*WHAT TO DO:*
Retype the rows below exactly as they appear, everything from the line containing "expand-icon[interactable]: + xyxy=(30,647,44,662)" down to the line containing "tab-2[interactable]: 🔍 搜索", with both of those lines included.

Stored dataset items
* * * * *

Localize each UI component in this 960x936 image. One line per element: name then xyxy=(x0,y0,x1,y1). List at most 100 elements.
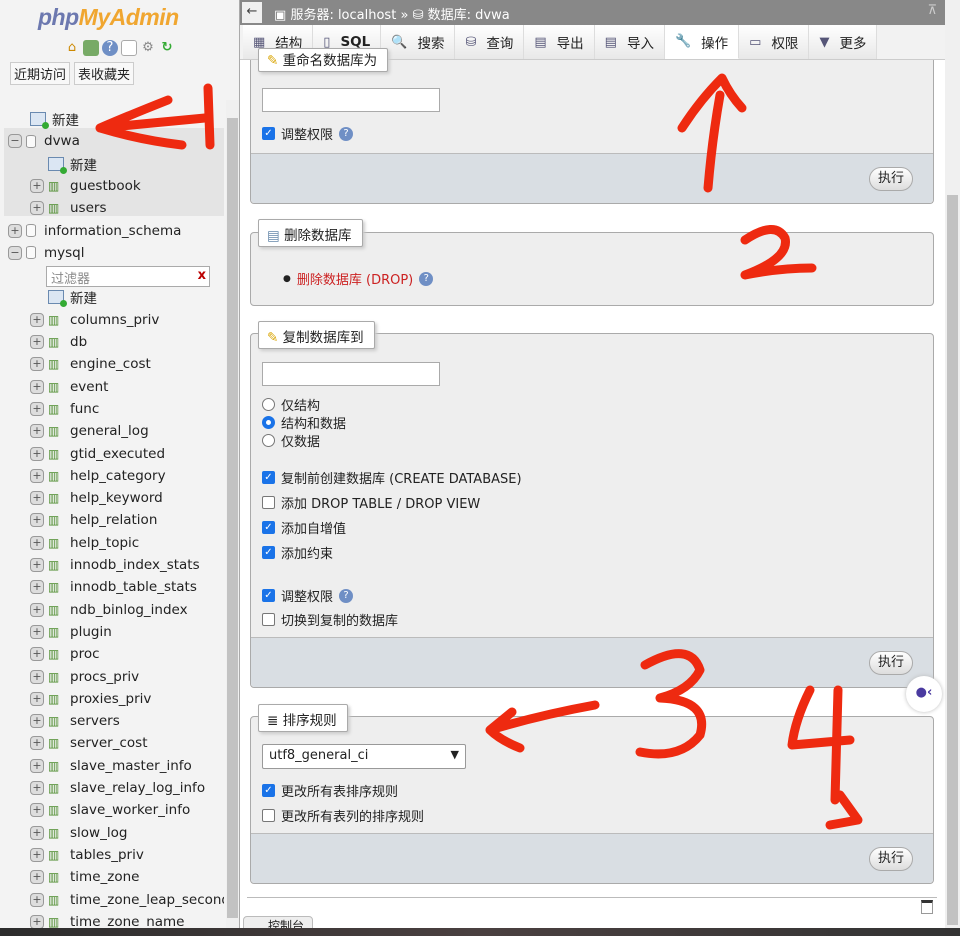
expand-icon[interactable]: + xyxy=(30,647,44,662)
docs-icon[interactable] xyxy=(121,40,137,56)
expand-icon[interactable]: + xyxy=(30,602,44,617)
help-icon[interactable]: ? xyxy=(102,40,118,56)
tab-2[interactable]: 🔍 搜索 xyxy=(381,25,456,59)
reload-icon[interactable]: ↻ xyxy=(159,40,175,56)
tree-table[interactable]: + ▥ help_relation xyxy=(30,509,157,531)
constraints-checkbox[interactable]: ✓ xyxy=(262,546,275,559)
expand-icon[interactable]: + xyxy=(30,424,44,439)
recent-tab[interactable]: 近期访问 xyxy=(10,62,71,85)
collation-go-button[interactable]: 执行 xyxy=(868,847,913,871)
tree-table[interactable]: + ▥ columns_priv xyxy=(30,309,159,331)
tree-table[interactable]: + ▥ engine_cost xyxy=(30,353,151,375)
tree-table[interactable]: + ▥ general_log xyxy=(30,420,149,442)
tree-filter-input[interactable]: 过滤器 x xyxy=(46,266,210,288)
tree-table[interactable]: + ▥ ndb_binlog_index xyxy=(30,599,188,621)
expand-icon[interactable]: + xyxy=(30,401,44,416)
expand-icon[interactable]: + xyxy=(30,892,44,907)
rename-go-button[interactable]: 执行 xyxy=(868,167,913,191)
tree-database[interactable]: + information_schema xyxy=(8,220,181,242)
tree-table[interactable]: + ▥ help_category xyxy=(30,465,166,487)
tree-database[interactable]: − mysql xyxy=(8,242,85,264)
expand-icon[interactable]: + xyxy=(30,513,44,528)
tree-table[interactable]: + ▥ tables_priv xyxy=(30,844,144,866)
create-database-checkbox[interactable]: ✓ xyxy=(262,471,275,484)
help-icon[interactable]: ? xyxy=(339,126,354,141)
tab-7[interactable]: ▭ 权限 xyxy=(739,25,810,59)
tree-table[interactable]: + ▥ innodb_table_stats xyxy=(30,576,197,598)
tab-3[interactable]: ⛁ 查询 xyxy=(455,25,525,59)
logout-icon[interactable] xyxy=(83,40,99,56)
drop-table-checkbox[interactable] xyxy=(262,496,275,509)
tree-table[interactable]: + ▥ procs_priv xyxy=(30,666,139,688)
assistant-float-icon[interactable]: ●‹ xyxy=(906,676,942,712)
tree-table[interactable]: + ▥ guestbook xyxy=(30,175,141,197)
expand-icon[interactable]: + xyxy=(30,335,44,349)
favorites-tab[interactable]: 表收藏夹 xyxy=(74,62,135,85)
expand-icon[interactable]: + xyxy=(30,914,44,928)
help-icon[interactable]: ? xyxy=(339,588,354,603)
sidebar-scrollbar[interactable] xyxy=(226,100,239,928)
main-scrollbar[interactable] xyxy=(945,0,960,928)
expand-icon[interactable]: + xyxy=(30,491,44,506)
adjust-privileges-checkbox[interactable]: ✓ xyxy=(262,127,275,140)
expand-icon[interactable]: + xyxy=(30,535,44,550)
tree-table[interactable]: + ▥ help_keyword xyxy=(30,487,163,509)
tree-new[interactable]: 新建 xyxy=(8,108,79,130)
tree-table[interactable]: + ▥ slave_relay_log_info xyxy=(30,777,205,799)
rename-input[interactable] xyxy=(262,88,440,112)
tree-table[interactable]: + ▥ users xyxy=(30,197,106,219)
expand-icon[interactable]: + xyxy=(30,870,44,885)
radio-structure-only[interactable] xyxy=(262,398,275,411)
expand-icon[interactable]: + xyxy=(30,736,44,751)
tab-5[interactable]: ▤ 导入 xyxy=(594,25,665,59)
tree-table[interactable]: + ▥ proxies_priv xyxy=(30,688,151,710)
expand-icon[interactable]: + xyxy=(30,379,44,394)
switch-to-copied-checkbox[interactable] xyxy=(262,613,275,626)
tree-table[interactable]: + ▥ innodb_index_stats xyxy=(30,554,200,576)
expand-icon[interactable]: + xyxy=(30,624,44,639)
expand-icon[interactable]: + xyxy=(30,312,44,327)
expand-icon[interactable]: + xyxy=(30,178,44,193)
phpmyadmin-logo[interactable]: phpMyAdmin xyxy=(38,4,179,31)
tree-table[interactable]: + ▥ time_zone_leap_second xyxy=(30,889,224,911)
tree-table[interactable]: + ▥ plugin xyxy=(30,621,112,643)
breadcrumb-server[interactable]: 服务器: localhost xyxy=(290,8,396,23)
expand-icon[interactable]: + xyxy=(30,357,44,372)
tree-new[interactable]: 新建 xyxy=(30,286,97,308)
expand-icon[interactable]: + xyxy=(30,825,44,840)
tree-new[interactable]: 新建 xyxy=(30,153,97,175)
copy-adjust-privileges-checkbox[interactable]: ✓ xyxy=(262,589,275,602)
expand-icon[interactable]: + xyxy=(30,847,44,862)
expand-icon[interactable]: + xyxy=(30,468,44,483)
expand-icon[interactable]: + xyxy=(30,714,44,729)
tree-table[interactable]: + ▥ db xyxy=(30,331,87,353)
radio-structure-and-data[interactable] xyxy=(262,416,275,429)
tree-table[interactable]: + ▥ server_cost xyxy=(30,732,148,754)
breadcrumb-database[interactable]: 数据库: dvwa xyxy=(428,8,510,23)
expand-icon[interactable]: + xyxy=(30,781,44,795)
expand-icon[interactable]: + xyxy=(8,223,22,238)
change-all-tables-checkbox[interactable]: ✓ xyxy=(262,784,275,797)
tree-database[interactable]: − dvwa xyxy=(8,130,80,152)
expand-icon[interactable]: + xyxy=(30,201,44,216)
tree-table[interactable]: + ▥ slave_master_info xyxy=(30,755,192,777)
settings-icon[interactable]: ⚙ xyxy=(140,40,156,56)
copy-go-button[interactable]: 执行 xyxy=(868,651,913,675)
collapse-icon[interactable]: ⊼ xyxy=(927,3,937,18)
expand-icon[interactable]: + xyxy=(30,580,44,595)
tree-table[interactable]: + ▥ event xyxy=(30,376,108,398)
tree-table[interactable]: + ▥ slow_log xyxy=(30,822,127,844)
tab-6[interactable]: 🔧 操作 xyxy=(664,25,740,59)
tree-table[interactable]: + ▥ gtid_executed xyxy=(30,443,165,465)
expand-icon[interactable]: + xyxy=(30,669,44,684)
tree-table[interactable]: + ▥ proc xyxy=(30,643,100,665)
copy-target-input[interactable] xyxy=(262,362,440,386)
collapse-icon[interactable]: − xyxy=(8,134,22,149)
back-button[interactable]: ← xyxy=(242,2,262,23)
tree-table[interactable]: + ▥ slave_worker_info xyxy=(30,799,190,821)
tree-table[interactable]: + ▥ time_zone xyxy=(30,866,139,888)
expand-icon[interactable]: + xyxy=(30,803,44,818)
auto-increment-checkbox[interactable]: ✓ xyxy=(262,521,275,534)
tree-table[interactable]: + ▥ help_topic xyxy=(30,532,139,554)
page-settings-icon[interactable] xyxy=(921,900,933,914)
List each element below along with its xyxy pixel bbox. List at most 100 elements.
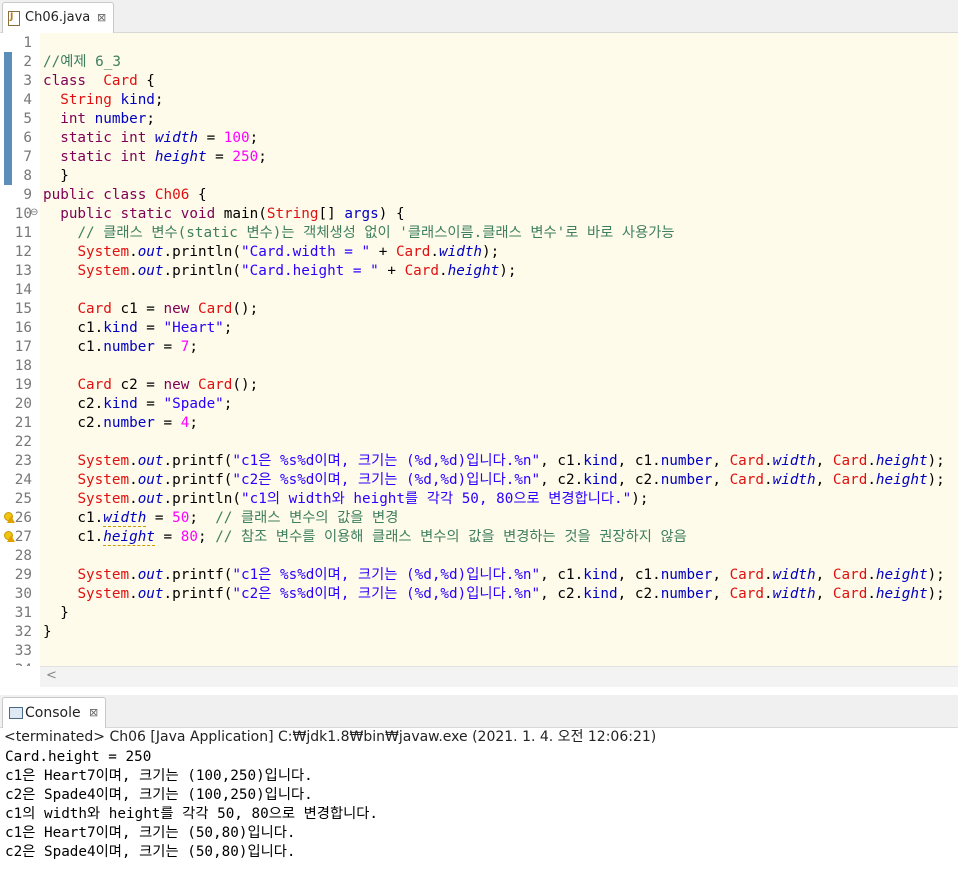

* * * * *

*RESULT OF THIS TASK:*
expand-icon[interactable]: + xyxy=(30,647,44,662)
docs-icon[interactable] xyxy=(121,40,137,56)
expand-icon[interactable]: + xyxy=(30,602,44,617)
help-icon[interactable]: ? xyxy=(102,40,118,56)
tab-2[interactable]: 🔍 搜索 xyxy=(381,25,456,59)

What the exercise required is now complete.